#### The request
Repeat each line exactly, leaving nothing out.
--- BEGIN Data rows ---
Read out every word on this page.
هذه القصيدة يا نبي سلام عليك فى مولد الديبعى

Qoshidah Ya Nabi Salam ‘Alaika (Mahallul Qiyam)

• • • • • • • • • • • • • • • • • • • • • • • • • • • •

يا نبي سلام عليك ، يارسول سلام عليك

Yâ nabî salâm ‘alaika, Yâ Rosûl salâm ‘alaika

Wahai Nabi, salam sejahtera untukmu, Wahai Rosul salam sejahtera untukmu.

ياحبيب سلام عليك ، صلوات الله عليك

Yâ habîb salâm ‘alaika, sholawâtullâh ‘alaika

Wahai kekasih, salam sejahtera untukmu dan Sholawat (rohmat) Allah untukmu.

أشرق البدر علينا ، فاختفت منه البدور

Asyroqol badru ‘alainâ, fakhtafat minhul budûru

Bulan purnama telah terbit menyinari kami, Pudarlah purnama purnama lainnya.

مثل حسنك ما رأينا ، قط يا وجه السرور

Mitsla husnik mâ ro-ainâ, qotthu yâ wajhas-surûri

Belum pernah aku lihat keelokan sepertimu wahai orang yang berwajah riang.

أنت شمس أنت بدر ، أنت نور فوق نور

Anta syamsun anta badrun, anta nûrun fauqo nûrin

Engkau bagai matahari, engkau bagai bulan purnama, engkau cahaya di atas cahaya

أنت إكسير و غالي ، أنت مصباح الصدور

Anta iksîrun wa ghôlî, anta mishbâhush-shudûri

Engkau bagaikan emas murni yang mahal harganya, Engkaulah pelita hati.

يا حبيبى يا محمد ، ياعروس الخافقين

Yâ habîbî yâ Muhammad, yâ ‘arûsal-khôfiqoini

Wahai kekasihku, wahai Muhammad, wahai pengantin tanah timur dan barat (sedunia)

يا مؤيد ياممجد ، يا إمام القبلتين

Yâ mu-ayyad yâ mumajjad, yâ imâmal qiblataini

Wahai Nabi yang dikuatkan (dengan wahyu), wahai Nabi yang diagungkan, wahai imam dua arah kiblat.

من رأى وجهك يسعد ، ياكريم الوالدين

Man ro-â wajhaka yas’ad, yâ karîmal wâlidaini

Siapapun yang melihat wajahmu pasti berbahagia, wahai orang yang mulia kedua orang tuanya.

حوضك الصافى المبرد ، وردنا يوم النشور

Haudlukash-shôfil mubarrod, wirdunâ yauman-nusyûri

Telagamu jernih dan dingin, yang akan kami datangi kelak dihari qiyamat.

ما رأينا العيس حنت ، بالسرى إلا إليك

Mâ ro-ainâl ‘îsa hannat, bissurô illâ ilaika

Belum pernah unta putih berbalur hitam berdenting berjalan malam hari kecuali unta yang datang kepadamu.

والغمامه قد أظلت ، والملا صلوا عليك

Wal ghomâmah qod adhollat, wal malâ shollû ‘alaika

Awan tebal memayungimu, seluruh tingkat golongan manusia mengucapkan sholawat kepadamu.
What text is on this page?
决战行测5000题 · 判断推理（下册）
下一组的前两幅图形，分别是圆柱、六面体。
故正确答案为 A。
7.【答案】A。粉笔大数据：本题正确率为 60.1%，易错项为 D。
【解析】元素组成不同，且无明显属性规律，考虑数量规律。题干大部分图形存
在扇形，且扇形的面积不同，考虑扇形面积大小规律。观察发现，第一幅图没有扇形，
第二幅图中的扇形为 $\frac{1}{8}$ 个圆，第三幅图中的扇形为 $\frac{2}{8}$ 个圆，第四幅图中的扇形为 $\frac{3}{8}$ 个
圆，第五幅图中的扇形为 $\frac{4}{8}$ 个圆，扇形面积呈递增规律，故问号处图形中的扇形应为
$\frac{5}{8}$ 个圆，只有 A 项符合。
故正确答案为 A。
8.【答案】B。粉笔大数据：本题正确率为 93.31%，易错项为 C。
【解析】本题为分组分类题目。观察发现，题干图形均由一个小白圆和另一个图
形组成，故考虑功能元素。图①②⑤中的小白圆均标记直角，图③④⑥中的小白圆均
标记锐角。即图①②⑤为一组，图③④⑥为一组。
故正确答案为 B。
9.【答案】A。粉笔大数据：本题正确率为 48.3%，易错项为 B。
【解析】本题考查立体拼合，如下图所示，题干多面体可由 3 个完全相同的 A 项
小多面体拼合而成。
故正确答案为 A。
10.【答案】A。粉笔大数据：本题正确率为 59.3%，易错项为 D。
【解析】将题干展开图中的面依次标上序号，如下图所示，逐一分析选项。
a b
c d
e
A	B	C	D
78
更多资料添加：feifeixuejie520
--- END Data rows ---
#### Solution
Read out every word on this page.
هذه القصيدة يا نبي سلام عليك فى مولد الديبعى

Qoshidah Ya Nabi Salam ‘Alaika (Mahallul Qiyam)

• • • • • • • • • • • • • • • • • • • • • • • • • • • •

يا نبي سلام عليك ، يارسول سلام عليك

Yâ nabî salâm ‘alaika, Yâ Rosûl salâm ‘alaika

Wahai Nabi, salam sejahtera untukmu, Wahai Rosul salam sejahtera untukmu.

ياحبيب سلام عليك ، صلوات الله عليك

Yâ habîb salâm ‘alaika, sholawâtullâh ‘alaika

Wahai kekasih, salam sejahtera untukmu dan Sholawat (rohmat) Allah untukmu.

أشرق البدر علينا ، فاختفت منه البدور

Asyroqol badru ‘alainâ, fakhtafat minhul budûru

Bulan purnama telah terbit menyinari kami, Pudarlah purnama purnama lainnya.

مثل حسنك ما رأينا ، قط يا وجه السرور

Mitsla husnik mâ ro-ainâ, qotthu yâ wajhas-surûri

Belum pernah aku lihat keelokan sepertimu wahai orang yang berwajah riang.

أنت شمس أنت بدر ، أنت نور فوق نور

Anta syamsun anta badrun, anta nûrun fauqo nûrin

Engkau bagai matahari, engkau bagai bulan purnama, engkau cahaya di atas cahaya

أنت إكسير و غالي ، أنت مصباح الصدور

Anta iksîrun wa ghôlî, anta mishbâhush-shudûri

Engkau bagaikan emas murni yang mahal harganya, Engkaulah pelita hati.

يا حبيبى يا محمد ، ياعروس الخافقين

Yâ habîbî yâ Muhammad, yâ ‘arûsal-khôfiqoini

Wahai kekasihku, wahai Muhammad, wahai pengantin tanah timur dan barat (sedunia)

يا مؤيد ياممجد ، يا إمام القبلتين

Yâ mu-ayyad yâ mumajjad, yâ imâmal qiblataini

Wahai Nabi yang dikuatkan (dengan wahyu), wahai Nabi yang diagungkan, wahai imam dua arah kiblat.

من رأى وجهك يسعد ، ياكريم الوالدين

Man ro-â wajhaka yas’ad, yâ karîmal wâlidaini

Siapapun yang melihat wajahmu pasti berbahagia, wahai orang yang mulia kedua orang tuanya.

حوضك الصافى المبرد ، وردنا يوم النشور

Haudlukash-shôfil mubarrod, wirdunâ yauman-nusyûri

Telagamu jernih dan dingin, yang akan kami datangi kelak dihari qiyamat.

ما رأينا العيس حنت ، بالسرى إلا إليك

Mâ ro-ainâl ‘îsa hannat, bissurô illâ ilaika

Belum pernah unta putih berbalur hitam berdenting berjalan malam hari kecuali unta yang datang kepadamu.

والغمامه قد أظلت ، والملا صلوا عليك

Wal ghomâmah qod adhollat, wal malâ shollû ‘alaika

Awan tebal memayungimu, seluruh tingkat golongan manusia mengucapkan sholawat kepadamu.
What text is on this page?
决战行测5000题 · 判断推理（下册）
下一组的前两幅图形，分别是圆柱、六面体。
故正确答案为 A。
7.【答案】A。粉笔大数据：本题正确率为 60.1%，易错项为 D。
【解析】元素组成不同，且无明显属性规律，考虑数量规律。题干大部分图形存
在扇形，且扇形的面积不同，考虑扇形面积大小规律。观察发现，第一幅图没有扇形，
第二幅图中的扇形为 $\frac{1}{8}$ 个圆，第三幅图中的扇形为 $\frac{2}{8}$ 个圆，第四幅图中的扇形为 $\frac{3}{8}$ 个
圆，第五幅图中的扇形为 $\frac{4}{8}$ 个圆，扇形面积呈递增规律，故问号处图形中的扇形应为
$\frac{5}{8}$ 个圆，只有 A 项符合。
故正确答案为 A。
8.【答案】B。粉笔大数据：本题正确率为 93.31%，易错项为 C。
【解析】本题为分组分类题目。观察发现，题干图形均由一个小白圆和另一个图
形组成，故考虑功能元素。图①②⑤中的小白圆均标记直角，图③④⑥中的小白圆均
标记锐角。即图①②⑤为一组，图③④⑥为一组。
故正确答案为 B。
9.【答案】A。粉笔大数据：本题正确率为 48.3%，易错项为 B。
【解析】本题考查立体拼合，如下图所示，题干多面体可由 3 个完全相同的 A 项
小多面体拼合而成。
故正确答案为 A。
10.【答案】A。粉笔大数据：本题正确率为 59.3%，易错项为 D。
【解析】将题干展开图中的面依次标上序号，如下图所示，逐一分析选项。
a b
c d
e
A	B	C	D
78
更多资料添加：feifeixuejie520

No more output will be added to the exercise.